Among the entries below, find the lines with "Agrupamiento" and copy them.

Data records:
_ _ _ _ _ _ _

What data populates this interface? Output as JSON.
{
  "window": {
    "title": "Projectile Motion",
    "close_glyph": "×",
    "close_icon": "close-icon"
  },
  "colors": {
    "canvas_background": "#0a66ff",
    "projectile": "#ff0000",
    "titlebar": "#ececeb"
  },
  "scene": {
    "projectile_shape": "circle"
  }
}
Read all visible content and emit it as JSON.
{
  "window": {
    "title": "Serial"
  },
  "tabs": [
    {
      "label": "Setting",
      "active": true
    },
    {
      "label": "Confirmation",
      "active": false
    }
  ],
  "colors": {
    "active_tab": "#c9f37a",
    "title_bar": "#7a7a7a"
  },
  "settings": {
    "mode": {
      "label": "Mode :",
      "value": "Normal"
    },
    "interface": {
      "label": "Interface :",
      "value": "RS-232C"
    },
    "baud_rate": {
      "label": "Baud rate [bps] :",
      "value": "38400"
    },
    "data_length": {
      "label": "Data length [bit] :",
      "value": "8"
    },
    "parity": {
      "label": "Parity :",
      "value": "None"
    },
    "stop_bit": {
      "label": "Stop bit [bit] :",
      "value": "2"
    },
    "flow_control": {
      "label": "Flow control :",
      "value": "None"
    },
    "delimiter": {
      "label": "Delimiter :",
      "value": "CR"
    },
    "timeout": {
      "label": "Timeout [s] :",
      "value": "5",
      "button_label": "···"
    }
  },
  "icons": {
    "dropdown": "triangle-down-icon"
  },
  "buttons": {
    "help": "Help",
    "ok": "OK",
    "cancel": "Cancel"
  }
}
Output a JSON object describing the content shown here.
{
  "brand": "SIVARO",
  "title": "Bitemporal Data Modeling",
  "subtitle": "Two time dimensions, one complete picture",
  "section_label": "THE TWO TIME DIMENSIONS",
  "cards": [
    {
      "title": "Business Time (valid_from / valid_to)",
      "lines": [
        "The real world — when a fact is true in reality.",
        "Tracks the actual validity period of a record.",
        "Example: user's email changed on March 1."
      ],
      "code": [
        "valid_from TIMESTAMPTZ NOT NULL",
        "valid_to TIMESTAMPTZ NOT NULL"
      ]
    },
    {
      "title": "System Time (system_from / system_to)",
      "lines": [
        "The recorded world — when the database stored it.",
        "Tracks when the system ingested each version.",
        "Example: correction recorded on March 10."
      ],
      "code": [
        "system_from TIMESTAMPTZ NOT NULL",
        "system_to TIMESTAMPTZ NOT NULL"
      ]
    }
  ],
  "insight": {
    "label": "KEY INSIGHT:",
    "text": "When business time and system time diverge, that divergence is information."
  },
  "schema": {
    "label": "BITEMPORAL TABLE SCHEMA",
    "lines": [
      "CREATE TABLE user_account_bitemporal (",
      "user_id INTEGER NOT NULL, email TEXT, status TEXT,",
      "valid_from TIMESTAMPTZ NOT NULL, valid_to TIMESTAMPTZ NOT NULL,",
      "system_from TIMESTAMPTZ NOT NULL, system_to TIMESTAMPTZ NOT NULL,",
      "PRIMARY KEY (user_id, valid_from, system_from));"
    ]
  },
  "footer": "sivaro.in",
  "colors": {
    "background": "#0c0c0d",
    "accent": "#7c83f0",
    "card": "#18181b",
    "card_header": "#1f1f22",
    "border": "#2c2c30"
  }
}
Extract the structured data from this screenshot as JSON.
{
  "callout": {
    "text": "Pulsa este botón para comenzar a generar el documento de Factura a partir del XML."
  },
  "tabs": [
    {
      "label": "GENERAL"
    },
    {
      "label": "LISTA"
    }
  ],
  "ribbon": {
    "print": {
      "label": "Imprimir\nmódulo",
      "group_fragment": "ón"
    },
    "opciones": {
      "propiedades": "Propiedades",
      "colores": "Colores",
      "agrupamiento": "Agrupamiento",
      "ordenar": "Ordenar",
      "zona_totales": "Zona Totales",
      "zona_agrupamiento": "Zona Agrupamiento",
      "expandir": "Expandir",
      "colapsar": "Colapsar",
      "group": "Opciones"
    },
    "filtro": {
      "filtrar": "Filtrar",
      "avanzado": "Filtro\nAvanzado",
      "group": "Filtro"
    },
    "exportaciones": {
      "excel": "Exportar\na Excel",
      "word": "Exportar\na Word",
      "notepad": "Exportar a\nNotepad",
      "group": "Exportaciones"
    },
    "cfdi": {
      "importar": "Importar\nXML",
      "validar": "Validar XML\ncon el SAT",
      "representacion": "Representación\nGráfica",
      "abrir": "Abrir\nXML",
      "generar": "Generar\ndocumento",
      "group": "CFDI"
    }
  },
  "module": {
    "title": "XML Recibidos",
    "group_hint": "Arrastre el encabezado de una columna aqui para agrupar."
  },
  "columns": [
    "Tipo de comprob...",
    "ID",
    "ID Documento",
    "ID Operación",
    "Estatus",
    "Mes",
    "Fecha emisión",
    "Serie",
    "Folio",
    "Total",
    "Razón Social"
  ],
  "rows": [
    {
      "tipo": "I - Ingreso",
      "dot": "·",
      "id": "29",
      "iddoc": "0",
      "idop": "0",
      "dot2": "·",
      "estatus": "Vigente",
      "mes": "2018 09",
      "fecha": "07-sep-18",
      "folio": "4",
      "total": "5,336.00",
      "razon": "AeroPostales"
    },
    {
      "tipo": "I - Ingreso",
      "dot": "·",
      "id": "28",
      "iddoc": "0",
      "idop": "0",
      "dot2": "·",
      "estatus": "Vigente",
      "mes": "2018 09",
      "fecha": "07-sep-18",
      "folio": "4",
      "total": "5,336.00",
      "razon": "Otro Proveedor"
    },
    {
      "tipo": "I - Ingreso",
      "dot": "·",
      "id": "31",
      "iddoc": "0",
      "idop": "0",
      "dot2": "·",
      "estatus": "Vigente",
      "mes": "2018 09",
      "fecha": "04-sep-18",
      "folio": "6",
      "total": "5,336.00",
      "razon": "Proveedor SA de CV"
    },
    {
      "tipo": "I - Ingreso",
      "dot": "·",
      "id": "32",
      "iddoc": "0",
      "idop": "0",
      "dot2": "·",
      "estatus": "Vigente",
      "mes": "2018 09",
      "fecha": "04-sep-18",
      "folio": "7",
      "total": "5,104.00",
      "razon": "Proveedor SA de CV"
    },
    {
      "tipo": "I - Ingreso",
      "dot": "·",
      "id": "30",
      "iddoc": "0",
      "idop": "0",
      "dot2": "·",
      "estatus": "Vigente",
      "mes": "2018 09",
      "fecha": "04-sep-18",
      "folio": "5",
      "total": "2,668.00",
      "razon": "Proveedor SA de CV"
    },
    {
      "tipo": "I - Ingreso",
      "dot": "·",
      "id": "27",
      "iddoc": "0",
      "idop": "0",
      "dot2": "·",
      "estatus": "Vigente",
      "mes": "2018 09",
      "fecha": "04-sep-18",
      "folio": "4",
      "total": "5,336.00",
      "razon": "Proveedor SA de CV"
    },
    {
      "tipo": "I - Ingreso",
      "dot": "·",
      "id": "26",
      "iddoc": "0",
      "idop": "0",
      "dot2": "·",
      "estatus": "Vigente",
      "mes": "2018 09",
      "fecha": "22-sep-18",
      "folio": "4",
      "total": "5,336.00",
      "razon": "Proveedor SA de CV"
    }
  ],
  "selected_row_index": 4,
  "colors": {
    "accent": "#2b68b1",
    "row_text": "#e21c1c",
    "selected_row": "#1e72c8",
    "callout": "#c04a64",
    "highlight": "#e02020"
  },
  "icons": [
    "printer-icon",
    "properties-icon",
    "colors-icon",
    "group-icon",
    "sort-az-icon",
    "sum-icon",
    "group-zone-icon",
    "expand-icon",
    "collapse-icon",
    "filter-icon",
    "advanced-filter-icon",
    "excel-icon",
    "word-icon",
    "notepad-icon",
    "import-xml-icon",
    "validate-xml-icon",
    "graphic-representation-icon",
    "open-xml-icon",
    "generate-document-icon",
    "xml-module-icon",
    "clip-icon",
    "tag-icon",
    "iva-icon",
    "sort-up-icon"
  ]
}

_ _ _ _ _ _ _

THE RESPONSE:
      "agrupamiento": "Agrupamiento",
      "zona_agrupamiento": "Zona Agrupamiento",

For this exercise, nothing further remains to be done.